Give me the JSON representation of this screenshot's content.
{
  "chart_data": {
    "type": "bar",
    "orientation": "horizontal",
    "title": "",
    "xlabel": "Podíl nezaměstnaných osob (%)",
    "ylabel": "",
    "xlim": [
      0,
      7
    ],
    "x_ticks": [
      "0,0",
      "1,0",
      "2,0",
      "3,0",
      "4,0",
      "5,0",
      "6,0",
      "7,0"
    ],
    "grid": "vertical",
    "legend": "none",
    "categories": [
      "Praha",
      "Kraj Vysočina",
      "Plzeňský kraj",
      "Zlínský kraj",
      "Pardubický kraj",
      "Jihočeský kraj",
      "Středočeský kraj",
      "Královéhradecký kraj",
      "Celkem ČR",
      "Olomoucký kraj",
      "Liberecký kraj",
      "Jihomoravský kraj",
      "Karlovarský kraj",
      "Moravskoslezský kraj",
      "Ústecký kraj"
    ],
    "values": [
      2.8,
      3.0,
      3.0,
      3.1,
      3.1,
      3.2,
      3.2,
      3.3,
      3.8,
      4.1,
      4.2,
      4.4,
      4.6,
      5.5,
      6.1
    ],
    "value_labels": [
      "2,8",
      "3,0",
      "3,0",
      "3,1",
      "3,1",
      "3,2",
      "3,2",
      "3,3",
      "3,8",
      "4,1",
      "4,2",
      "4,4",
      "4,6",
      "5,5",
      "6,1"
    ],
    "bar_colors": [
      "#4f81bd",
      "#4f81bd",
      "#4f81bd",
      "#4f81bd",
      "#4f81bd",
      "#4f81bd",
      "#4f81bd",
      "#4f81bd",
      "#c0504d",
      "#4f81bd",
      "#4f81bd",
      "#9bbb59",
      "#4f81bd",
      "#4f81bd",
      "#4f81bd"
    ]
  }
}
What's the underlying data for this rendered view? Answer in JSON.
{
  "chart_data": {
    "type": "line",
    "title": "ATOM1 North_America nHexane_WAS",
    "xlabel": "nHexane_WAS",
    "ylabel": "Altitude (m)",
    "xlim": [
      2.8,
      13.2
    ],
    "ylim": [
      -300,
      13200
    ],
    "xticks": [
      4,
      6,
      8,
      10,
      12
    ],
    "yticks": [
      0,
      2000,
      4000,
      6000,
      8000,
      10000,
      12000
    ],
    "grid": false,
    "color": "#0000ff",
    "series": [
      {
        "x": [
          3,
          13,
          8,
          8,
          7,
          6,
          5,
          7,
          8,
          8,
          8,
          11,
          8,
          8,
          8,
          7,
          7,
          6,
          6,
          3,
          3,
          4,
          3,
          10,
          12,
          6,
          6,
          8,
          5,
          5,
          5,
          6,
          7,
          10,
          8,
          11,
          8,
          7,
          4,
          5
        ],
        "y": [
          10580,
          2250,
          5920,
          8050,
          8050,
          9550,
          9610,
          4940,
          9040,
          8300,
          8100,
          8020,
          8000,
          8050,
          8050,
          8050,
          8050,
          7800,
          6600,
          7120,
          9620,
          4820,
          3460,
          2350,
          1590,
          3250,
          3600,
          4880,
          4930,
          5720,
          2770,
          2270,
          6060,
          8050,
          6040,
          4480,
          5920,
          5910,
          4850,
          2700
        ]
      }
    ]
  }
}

------------------------

**Exercise aim**
Copy the material above, line for line.

**Solved exercise**
Give me the JSON representation of this screenshot's content.
{
  "chart_data": {
    "type": "bar",
    "orientation": "horizontal",
    "title": "",
    "xlabel": "Podíl nezaměstnaných osob (%)",
    "ylabel": "",
    "xlim": [
      0,
      7
    ],
    "x_ticks": [
      "0,0",
      "1,0",
      "2,0",
      "3,0",
      "4,0",
      "5,0",
      "6,0",
      "7,0"
    ],
    "grid": "vertical",
    "legend": "none",
    "categories": [
      "Praha",
      "Kraj Vysočina",
      "Plzeňský kraj",
      "Zlínský kraj",
      "Pardubický kraj",
      "Jihočeský kraj",
      "Středočeský kraj",
      "Královéhradecký kraj",
      "Celkem ČR",
      "Olomoucký kraj",
      "Liberecký kraj",
      "Jihomoravský kraj",
      "Karlovarský kraj",
      "Moravskoslezský kraj",
      "Ústecký kraj"
    ],
    "values": [
      2.8,
      3.0,
      3.0,
      3.1,
      3.1,
      3.2,
      3.2,
      3.3,
      3.8,
      4.1,
      4.2,
      4.4,
      4.6,
      5.5,
      6.1
    ],
    "value_labels": [
      "2,8",
      "3,0",
      "3,0",
      "3,1",
      "3,1",
      "3,2",
      "3,2",
      "3,3",
      "3,8",
      "4,1",
      "4,2",
      "4,4",
      "4,6",
      "5,5",
      "6,1"
    ],
    "bar_colors": [
      "#4f81bd",
      "#4f81bd",
      "#4f81bd",
      "#4f81bd",
      "#4f81bd",
      "#4f81bd",
      "#4f81bd",
      "#4f81bd",
      "#c0504d",
      "#4f81bd",
      "#4f81bd",
      "#9bbb59",
      "#4f81bd",
      "#4f81bd",
      "#4f81bd"
    ]
  }
}
What's the underlying data for this rendered view? Answer in JSON.
{
  "chart_data": {
    "type": "line",
    "title": "ATOM1 North_America nHexane_WAS",
    "xlabel": "nHexane_WAS",
    "ylabel": "Altitude (m)",
    "xlim": [
      2.8,
      13.2
    ],
    "ylim": [
      -300,
      13200
    ],
    "xticks": [
      4,
      6,
      8,
      10,
      12
    ],
    "yticks": [
      0,
      2000,
      4000,
      6000,
      8000,
      10000,
      12000
    ],
    "grid": false,
    "color": "#0000ff",
    "series": [
      {
        "x": [
          3,
          13,
          8,
          8,
          7,
          6,
          5,
          7,
          8,
          8,
          8,
          11,
          8,
          8,
          8,
          7,
          7,
          6,
          6,
          3,
          3,
          4,
          3,
          10,
          12,
          6,
          6,
          8,
          5,
          5,
          5,
          6,
          7,
          10,
          8,
          11,
          8,
          7,
          4,
          5
        ],
        "y": [
          10580,
          2250,
          5920,
          8050,
          8050,
          9550,
          9610,
          4940,
          9040,
          8300,
          8100,
          8020,
          8000,
          8050,
          8050,
          8050,
          8050,
          7800,
          6600,
          7120,
          9620,
          4820,
          3460,
          2350,
          1590,
          3250,
          3600,
          4880,
          4930,
          5720,
          2770,
          2270,
          6060,
          8050,
          6040,
          4480,
          5920,
          5910,
          4850,
          2700
        ]
      }
    ]
  }
}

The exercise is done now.